Stored data entries:
· · · · ·

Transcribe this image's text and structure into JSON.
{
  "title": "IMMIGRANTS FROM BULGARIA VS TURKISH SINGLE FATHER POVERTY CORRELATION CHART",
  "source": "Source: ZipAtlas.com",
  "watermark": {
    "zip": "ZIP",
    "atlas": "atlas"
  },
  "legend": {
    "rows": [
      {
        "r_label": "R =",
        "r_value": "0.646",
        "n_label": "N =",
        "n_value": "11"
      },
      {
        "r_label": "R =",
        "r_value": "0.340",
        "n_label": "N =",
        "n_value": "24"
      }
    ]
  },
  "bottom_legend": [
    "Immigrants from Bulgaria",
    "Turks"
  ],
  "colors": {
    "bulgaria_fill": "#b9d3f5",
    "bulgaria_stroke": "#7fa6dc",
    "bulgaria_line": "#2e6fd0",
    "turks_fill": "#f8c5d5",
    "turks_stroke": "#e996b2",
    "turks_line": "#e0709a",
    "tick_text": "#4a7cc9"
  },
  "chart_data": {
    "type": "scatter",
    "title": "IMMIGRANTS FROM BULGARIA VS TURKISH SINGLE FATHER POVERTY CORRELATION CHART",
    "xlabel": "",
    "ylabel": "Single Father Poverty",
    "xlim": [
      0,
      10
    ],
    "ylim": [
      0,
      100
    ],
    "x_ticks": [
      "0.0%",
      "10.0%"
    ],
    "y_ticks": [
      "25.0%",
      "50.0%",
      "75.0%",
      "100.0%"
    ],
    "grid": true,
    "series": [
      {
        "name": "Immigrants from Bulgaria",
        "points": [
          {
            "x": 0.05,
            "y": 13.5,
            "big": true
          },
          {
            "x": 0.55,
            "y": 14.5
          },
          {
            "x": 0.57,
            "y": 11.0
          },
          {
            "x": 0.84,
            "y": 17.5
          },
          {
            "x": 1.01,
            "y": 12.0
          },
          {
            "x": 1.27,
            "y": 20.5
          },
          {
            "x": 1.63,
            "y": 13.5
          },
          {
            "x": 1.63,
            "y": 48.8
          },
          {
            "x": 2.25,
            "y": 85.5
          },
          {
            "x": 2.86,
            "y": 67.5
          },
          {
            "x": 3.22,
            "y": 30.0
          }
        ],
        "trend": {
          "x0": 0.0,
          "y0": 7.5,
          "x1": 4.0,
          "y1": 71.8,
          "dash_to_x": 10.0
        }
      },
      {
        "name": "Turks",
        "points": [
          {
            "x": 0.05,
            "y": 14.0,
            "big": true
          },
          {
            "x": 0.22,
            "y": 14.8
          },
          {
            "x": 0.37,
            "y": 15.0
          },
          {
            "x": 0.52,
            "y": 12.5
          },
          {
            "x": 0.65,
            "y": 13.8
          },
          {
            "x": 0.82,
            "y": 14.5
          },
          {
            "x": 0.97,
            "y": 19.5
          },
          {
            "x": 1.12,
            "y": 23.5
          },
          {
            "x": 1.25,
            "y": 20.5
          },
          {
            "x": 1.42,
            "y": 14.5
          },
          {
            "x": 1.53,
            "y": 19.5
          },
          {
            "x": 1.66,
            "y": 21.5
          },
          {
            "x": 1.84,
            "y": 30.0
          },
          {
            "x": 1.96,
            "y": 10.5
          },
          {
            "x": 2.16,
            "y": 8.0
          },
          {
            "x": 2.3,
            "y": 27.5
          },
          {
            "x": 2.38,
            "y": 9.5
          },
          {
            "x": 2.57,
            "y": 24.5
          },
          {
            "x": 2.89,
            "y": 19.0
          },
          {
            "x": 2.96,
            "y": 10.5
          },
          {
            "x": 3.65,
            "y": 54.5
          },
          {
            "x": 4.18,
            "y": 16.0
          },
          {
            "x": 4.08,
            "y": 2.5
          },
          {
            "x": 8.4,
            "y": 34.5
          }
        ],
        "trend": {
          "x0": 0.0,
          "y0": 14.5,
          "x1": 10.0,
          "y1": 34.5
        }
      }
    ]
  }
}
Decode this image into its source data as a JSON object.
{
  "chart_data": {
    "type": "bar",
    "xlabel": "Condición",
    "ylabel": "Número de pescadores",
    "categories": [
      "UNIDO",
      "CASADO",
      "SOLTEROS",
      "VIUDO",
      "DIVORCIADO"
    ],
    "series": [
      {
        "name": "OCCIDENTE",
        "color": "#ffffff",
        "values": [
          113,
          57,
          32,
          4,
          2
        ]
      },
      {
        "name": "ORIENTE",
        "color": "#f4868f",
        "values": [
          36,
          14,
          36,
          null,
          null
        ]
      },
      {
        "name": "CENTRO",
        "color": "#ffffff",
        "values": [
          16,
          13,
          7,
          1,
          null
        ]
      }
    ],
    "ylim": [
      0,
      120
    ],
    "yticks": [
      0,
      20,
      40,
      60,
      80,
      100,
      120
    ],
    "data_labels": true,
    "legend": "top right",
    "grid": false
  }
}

· · · · ·

● **Problem to solve**:
Write the whole listing out again. Keep every line exactly as it is.

● **Output below**:
Transcribe this image's text and structure into JSON.
{
  "title": "IMMIGRANTS FROM BULGARIA VS TURKISH SINGLE FATHER POVERTY CORRELATION CHART",
  "source": "Source: ZipAtlas.com",
  "watermark": {
    "zip": "ZIP",
    "atlas": "atlas"
  },
  "legend": {
    "rows": [
      {
        "r_label": "R =",
        "r_value": "0.646",
        "n_label": "N =",
        "n_value": "11"
      },
      {
        "r_label": "R =",
        "r_value": "0.340",
        "n_label": "N =",
        "n_value": "24"
      }
    ]
  },
  "bottom_legend": [
    "Immigrants from Bulgaria",
    "Turks"
  ],
  "colors": {
    "bulgaria_fill": "#b9d3f5",
    "bulgaria_stroke": "#7fa6dc",
    "bulgaria_line": "#2e6fd0",
    "turks_fill": "#f8c5d5",
    "turks_stroke": "#e996b2",
    "turks_line": "#e0709a",
    "tick_text": "#4a7cc9"
  },
  "chart_data": {
    "type": "scatter",
    "title": "IMMIGRANTS FROM BULGARIA VS TURKISH SINGLE FATHER POVERTY CORRELATION CHART",
    "xlabel": "",
    "ylabel": "Single Father Poverty",
    "xlim": [
      0,
      10
    ],
    "ylim": [
      0,
      100
    ],
    "x_ticks": [
      "0.0%",
      "10.0%"
    ],
    "y_ticks": [
      "25.0%",
      "50.0%",
      "75.0%",
      "100.0%"
    ],
    "grid": true,
    "series": [
      {
        "name": "Immigrants from Bulgaria",
        "points": [
          {
            "x": 0.05,
            "y": 13.5,
            "big": true
          },
          {
            "x": 0.55,
            "y": 14.5
          },
          {
            "x": 0.57,
            "y": 11.0
          },
          {
            "x": 0.84,
            "y": 17.5
          },
          {
            "x": 1.01,
            "y": 12.0
          },
          {
            "x": 1.27,
            "y": 20.5
          },
          {
            "x": 1.63,
            "y": 13.5
          },
          {
            "x": 1.63,
            "y": 48.8
          },
          {
            "x": 2.25,
            "y": 85.5
          },
          {
            "x": 2.86,
            "y": 67.5
          },
          {
            "x": 3.22,
            "y": 30.0
          }
        ],
        "trend": {
          "x0": 0.0,
          "y0": 7.5,
          "x1": 4.0,
          "y1": 71.8,
          "dash_to_x": 10.0
        }
      },
      {
        "name": "Turks",
        "points": [
          {
            "x": 0.05,
            "y": 14.0,
            "big": true
          },
          {
            "x": 0.22,
            "y": 14.8
          },
          {
            "x": 0.37,
            "y": 15.0
          },
          {
            "x": 0.52,
            "y": 12.5
          },
          {
            "x": 0.65,
            "y": 13.8
          },
          {
            "x": 0.82,
            "y": 14.5
          },
          {
            "x": 0.97,
            "y": 19.5
          },
          {
            "x": 1.12,
            "y": 23.5
          },
          {
            "x": 1.25,
            "y": 20.5
          },
          {
            "x": 1.42,
            "y": 14.5
          },
          {
            "x": 1.53,
            "y": 19.5
          },
          {
            "x": 1.66,
            "y": 21.5
          },
          {
            "x": 1.84,
            "y": 30.0
          },
          {
            "x": 1.96,
            "y": 10.5
          },
          {
            "x": 2.16,
            "y": 8.0
          },
          {
            "x": 2.3,
            "y": 27.5
          },
          {
            "x": 2.38,
            "y": 9.5
          },
          {
            "x": 2.57,
            "y": 24.5
          },
          {
            "x": 2.89,
            "y": 19.0
          },
          {
            "x": 2.96,
            "y": 10.5
          },
          {
            "x": 3.65,
            "y": 54.5
          },
          {
            "x": 4.18,
            "y": 16.0
          },
          {
            "x": 4.08,
            "y": 2.5
          },
          {
            "x": 8.4,
            "y": 34.5
          }
        ],
        "trend": {
          "x0": 0.0,
          "y0": 14.5,
          "x1": 10.0,
          "y1": 34.5
        }
      }
    ]
  }
}
Decode this image into its source data as a JSON object.
{
  "chart_data": {
    "type": "bar",
    "xlabel": "Condición",
    "ylabel": "Número de pescadores",
    "categories": [
      "UNIDO",
      "CASADO",
      "SOLTEROS",
      "VIUDO",
      "DIVORCIADO"
    ],
    "series": [
      {
        "name": "OCCIDENTE",
        "color": "#ffffff",
        "values": [
          113,
          57,
          32,
          4,
          2
        ]
      },
      {
        "name": "ORIENTE",
        "color": "#f4868f",
        "values": [
          36,
          14,
          36,
          null,
          null
        ]
      },
      {
        "name": "CENTRO",
        "color": "#ffffff",
        "values": [
          16,
          13,
          7,
          1,
          null
        ]
      }
    ],
    "ylim": [
      0,
      120
    ],
    "yticks": [
      0,
      20,
      40,
      60,
      80,
      100,
      120
    ],
    "data_labels": true,
    "legend": "top right",
    "grid": false
  }
}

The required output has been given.